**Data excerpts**

————

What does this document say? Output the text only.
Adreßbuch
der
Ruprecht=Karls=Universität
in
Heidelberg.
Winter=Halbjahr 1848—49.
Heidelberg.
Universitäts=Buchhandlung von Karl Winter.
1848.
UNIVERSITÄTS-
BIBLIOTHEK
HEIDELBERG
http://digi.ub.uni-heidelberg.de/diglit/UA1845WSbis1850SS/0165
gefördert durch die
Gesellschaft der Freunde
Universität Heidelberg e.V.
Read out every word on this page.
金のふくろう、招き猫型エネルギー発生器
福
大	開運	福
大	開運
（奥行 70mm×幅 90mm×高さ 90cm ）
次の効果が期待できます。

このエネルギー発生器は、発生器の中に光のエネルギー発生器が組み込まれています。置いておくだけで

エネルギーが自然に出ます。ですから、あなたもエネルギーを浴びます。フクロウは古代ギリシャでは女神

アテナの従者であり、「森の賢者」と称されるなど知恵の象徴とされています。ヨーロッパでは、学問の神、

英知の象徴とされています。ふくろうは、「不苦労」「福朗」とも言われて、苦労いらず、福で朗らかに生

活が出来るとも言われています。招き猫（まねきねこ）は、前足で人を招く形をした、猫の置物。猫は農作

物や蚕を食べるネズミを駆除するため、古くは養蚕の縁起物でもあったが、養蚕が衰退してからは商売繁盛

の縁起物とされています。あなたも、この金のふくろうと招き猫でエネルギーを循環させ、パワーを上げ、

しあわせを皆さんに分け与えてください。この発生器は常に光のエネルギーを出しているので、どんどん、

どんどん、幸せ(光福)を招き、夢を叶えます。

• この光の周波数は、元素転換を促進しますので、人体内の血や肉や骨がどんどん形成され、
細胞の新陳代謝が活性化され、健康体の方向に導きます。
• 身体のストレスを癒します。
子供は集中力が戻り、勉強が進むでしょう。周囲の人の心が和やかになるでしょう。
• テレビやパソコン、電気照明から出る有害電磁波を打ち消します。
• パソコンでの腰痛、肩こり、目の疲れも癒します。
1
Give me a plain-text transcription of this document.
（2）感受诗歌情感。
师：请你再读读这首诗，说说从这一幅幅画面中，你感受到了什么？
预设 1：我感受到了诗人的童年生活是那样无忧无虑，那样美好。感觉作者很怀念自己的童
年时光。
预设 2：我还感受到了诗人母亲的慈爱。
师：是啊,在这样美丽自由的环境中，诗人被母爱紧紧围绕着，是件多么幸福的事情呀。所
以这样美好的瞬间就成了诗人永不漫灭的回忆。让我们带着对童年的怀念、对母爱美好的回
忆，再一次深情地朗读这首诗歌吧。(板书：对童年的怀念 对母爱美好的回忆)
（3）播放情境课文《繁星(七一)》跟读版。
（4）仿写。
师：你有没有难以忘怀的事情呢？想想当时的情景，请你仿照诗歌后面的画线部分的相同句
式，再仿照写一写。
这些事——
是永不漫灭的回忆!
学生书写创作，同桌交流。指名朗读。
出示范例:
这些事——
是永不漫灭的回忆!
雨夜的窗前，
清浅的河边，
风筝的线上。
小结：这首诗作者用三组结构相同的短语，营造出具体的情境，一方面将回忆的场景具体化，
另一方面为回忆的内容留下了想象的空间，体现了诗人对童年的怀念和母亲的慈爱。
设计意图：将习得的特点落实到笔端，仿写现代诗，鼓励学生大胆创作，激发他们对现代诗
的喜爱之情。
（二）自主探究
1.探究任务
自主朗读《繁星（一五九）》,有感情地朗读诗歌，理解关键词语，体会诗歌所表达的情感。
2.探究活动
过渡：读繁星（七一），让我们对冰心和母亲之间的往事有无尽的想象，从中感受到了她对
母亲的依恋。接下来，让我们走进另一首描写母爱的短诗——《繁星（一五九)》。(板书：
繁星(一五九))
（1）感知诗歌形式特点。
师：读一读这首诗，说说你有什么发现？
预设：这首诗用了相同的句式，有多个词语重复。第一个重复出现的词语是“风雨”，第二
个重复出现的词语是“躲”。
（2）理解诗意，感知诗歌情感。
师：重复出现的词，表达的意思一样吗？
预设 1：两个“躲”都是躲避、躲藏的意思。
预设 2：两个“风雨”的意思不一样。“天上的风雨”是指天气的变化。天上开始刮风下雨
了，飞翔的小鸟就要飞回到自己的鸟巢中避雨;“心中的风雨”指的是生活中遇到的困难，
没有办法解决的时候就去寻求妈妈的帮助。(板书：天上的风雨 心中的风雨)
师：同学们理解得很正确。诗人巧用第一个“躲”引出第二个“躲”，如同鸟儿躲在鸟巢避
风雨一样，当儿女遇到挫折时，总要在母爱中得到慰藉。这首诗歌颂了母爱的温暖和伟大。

————

**Instructions to follow**
Return every entry exactly as given.

**Reply to the exercise**
What does this document say? Output the text only.
Adreßbuch
der
Ruprecht=Karls=Universität
in
Heidelberg.
Winter=Halbjahr 1848—49.
Heidelberg.
Universitäts=Buchhandlung von Karl Winter.
1848.
UNIVERSITÄTS-
BIBLIOTHEK
HEIDELBERG
http://digi.ub.uni-heidelberg.de/diglit/UA1845WSbis1850SS/0165
gefördert durch die
Gesellschaft der Freunde
Universität Heidelberg e.V.
Read out every word on this page.
金のふくろう、招き猫型エネルギー発生器
福
大	開運	福
大	開運
（奥行 70mm×幅 90mm×高さ 90cm ）
次の効果が期待できます。

このエネルギー発生器は、発生器の中に光のエネルギー発生器が組み込まれています。置いておくだけで

エネルギーが自然に出ます。ですから、あなたもエネルギーを浴びます。フクロウは古代ギリシャでは女神

アテナの従者であり、「森の賢者」と称されるなど知恵の象徴とされています。ヨーロッパでは、学問の神、

英知の象徴とされています。ふくろうは、「不苦労」「福朗」とも言われて、苦労いらず、福で朗らかに生

活が出来るとも言われています。招き猫（まねきねこ）は、前足で人を招く形をした、猫の置物。猫は農作

物や蚕を食べるネズミを駆除するため、古くは養蚕の縁起物でもあったが、養蚕が衰退してからは商売繁盛

の縁起物とされています。あなたも、この金のふくろうと招き猫でエネルギーを循環させ、パワーを上げ、

しあわせを皆さんに分け与えてください。この発生器は常に光のエネルギーを出しているので、どんどん、

どんどん、幸せ(光福)を招き、夢を叶えます。

• この光の周波数は、元素転換を促進しますので、人体内の血や肉や骨がどんどん形成され、
細胞の新陳代謝が活性化され、健康体の方向に導きます。
• 身体のストレスを癒します。
子供は集中力が戻り、勉強が進むでしょう。周囲の人の心が和やかになるでしょう。
• テレビやパソコン、電気照明から出る有害電磁波を打ち消します。
• パソコンでの腰痛、肩こり、目の疲れも癒します。
1
Give me a plain-text transcription of this document.
（2）感受诗歌情感。
师：请你再读读这首诗，说说从这一幅幅画面中，你感受到了什么？
预设 1：我感受到了诗人的童年生活是那样无忧无虑，那样美好。感觉作者很怀念自己的童
年时光。
预设 2：我还感受到了诗人母亲的慈爱。
师：是啊,在这样美丽自由的环境中，诗人被母爱紧紧围绕着，是件多么幸福的事情呀。所
以这样美好的瞬间就成了诗人永不漫灭的回忆。让我们带着对童年的怀念、对母爱美好的回
忆，再一次深情地朗读这首诗歌吧。(板书：对童年的怀念 对母爱美好的回忆)
（3）播放情境课文《繁星(七一)》跟读版。
（4）仿写。
师：你有没有难以忘怀的事情呢？想想当时的情景，请你仿照诗歌后面的画线部分的相同句
式，再仿照写一写。
这些事——
是永不漫灭的回忆!
学生书写创作，同桌交流。指名朗读。
出示范例:
这些事——
是永不漫灭的回忆!
雨夜的窗前，
清浅的河边，
风筝的线上。
小结：这首诗作者用三组结构相同的短语，营造出具体的情境，一方面将回忆的场景具体化，
另一方面为回忆的内容留下了想象的空间，体现了诗人对童年的怀念和母亲的慈爱。
设计意图：将习得的特点落实到笔端，仿写现代诗，鼓励学生大胆创作，激发他们对现代诗
的喜爱之情。
（二）自主探究
1.探究任务
自主朗读《繁星（一五九）》,有感情地朗读诗歌，理解关键词语，体会诗歌所表达的情感。
2.探究活动
过渡：读繁星（七一），让我们对冰心和母亲之间的往事有无尽的想象，从中感受到了她对
母亲的依恋。接下来，让我们走进另一首描写母爱的短诗——《繁星（一五九)》。(板书：
繁星(一五九))
（1）感知诗歌形式特点。
师：读一读这首诗，说说你有什么发现？
预设：这首诗用了相同的句式，有多个词语重复。第一个重复出现的词语是“风雨”，第二
个重复出现的词语是“躲”。
（2）理解诗意，感知诗歌情感。
师：重复出现的词，表达的意思一样吗？
预设 1：两个“躲”都是躲避、躲藏的意思。
预设 2：两个“风雨”的意思不一样。“天上的风雨”是指天气的变化。天上开始刮风下雨
了，飞翔的小鸟就要飞回到自己的鸟巢中避雨;“心中的风雨”指的是生活中遇到的困难，
没有办法解决的时候就去寻求妈妈的帮助。(板书：天上的风雨 心中的风雨)
师：同学们理解得很正确。诗人巧用第一个“躲”引出第二个“躲”，如同鸟儿躲在鸟巢避
风雨一样，当儿女遇到挫折时，总要在母爱中得到慰藉。这首诗歌颂了母爱的温暖和伟大。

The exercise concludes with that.